Task prompt. In the entries below, count every line containing "Informasi". Return the number and nothing else.

Stored data.
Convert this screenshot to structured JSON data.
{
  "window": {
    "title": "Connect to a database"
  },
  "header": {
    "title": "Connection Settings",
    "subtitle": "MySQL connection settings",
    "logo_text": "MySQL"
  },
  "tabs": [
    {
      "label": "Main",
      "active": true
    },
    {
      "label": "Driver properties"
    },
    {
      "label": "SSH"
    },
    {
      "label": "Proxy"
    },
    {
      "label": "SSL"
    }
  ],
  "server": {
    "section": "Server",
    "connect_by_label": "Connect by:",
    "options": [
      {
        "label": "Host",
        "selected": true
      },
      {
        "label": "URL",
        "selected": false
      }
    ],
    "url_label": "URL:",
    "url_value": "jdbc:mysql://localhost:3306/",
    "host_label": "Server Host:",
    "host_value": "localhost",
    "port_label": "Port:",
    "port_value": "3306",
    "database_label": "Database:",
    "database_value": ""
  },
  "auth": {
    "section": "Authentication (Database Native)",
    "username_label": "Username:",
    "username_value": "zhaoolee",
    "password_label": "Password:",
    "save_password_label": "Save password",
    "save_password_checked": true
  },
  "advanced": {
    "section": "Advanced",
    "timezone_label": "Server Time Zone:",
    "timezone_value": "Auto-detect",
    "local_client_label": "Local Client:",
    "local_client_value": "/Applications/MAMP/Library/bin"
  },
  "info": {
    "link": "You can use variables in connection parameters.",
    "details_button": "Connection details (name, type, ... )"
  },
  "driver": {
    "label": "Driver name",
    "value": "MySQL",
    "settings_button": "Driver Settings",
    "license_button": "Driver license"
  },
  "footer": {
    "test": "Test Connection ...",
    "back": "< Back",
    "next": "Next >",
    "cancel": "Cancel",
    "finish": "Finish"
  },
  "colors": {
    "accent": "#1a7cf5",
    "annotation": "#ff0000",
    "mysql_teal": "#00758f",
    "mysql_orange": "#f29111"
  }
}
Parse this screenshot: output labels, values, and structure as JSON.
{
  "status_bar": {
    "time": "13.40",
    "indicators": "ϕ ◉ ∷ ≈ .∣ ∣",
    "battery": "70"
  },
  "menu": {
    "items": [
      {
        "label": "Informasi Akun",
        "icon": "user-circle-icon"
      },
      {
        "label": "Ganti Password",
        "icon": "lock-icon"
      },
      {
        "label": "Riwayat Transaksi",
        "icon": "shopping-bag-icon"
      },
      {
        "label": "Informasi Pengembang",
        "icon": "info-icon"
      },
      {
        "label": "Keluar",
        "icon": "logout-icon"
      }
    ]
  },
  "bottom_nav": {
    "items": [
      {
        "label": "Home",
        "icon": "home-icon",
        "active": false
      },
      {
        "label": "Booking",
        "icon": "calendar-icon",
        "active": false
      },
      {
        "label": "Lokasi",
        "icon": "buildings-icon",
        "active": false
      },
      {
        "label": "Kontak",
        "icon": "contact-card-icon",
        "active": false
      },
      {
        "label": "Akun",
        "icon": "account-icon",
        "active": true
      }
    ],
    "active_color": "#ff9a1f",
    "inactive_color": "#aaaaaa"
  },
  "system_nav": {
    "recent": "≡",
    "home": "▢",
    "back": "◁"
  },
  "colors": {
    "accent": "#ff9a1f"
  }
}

Complete output. 2